* [Recorded information]:
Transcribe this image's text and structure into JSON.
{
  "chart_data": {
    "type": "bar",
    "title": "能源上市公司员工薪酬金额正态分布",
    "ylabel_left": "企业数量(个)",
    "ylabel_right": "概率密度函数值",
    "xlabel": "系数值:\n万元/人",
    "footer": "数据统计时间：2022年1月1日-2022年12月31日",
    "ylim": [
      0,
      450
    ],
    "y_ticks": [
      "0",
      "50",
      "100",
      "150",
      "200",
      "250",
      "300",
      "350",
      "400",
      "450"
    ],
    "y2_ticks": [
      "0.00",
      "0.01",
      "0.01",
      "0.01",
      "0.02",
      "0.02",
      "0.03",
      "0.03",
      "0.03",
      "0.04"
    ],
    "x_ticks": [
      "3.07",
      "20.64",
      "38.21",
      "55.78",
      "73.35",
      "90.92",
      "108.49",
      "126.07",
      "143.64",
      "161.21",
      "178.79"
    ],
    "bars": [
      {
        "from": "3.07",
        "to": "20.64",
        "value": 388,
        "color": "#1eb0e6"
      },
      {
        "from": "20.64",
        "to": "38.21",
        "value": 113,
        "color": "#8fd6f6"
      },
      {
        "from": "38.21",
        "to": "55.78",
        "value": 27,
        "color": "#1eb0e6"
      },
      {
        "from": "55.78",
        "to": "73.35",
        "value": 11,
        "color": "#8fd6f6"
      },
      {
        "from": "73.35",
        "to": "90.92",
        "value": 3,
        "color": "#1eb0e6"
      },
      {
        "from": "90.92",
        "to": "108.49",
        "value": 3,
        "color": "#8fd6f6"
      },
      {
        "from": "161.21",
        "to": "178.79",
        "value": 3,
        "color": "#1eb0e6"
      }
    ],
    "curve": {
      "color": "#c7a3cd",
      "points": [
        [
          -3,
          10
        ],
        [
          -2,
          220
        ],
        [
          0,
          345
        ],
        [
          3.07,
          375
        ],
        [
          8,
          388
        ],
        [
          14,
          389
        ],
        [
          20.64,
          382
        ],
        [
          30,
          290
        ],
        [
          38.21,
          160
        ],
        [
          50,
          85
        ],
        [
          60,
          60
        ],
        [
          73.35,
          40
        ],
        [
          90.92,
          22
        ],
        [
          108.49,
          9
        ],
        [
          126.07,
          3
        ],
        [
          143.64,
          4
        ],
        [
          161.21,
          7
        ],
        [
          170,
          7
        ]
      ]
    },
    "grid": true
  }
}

* [Your objective]:
Gather all the lines that include the word "from" and copy them out.

* [Written solution]:
        "from": "3.07",
        "from": "20.64",
        "from": "38.21",
        "from": "55.78",
        "from": "73.35",
        "from": "90.92",
        "from": "161.21",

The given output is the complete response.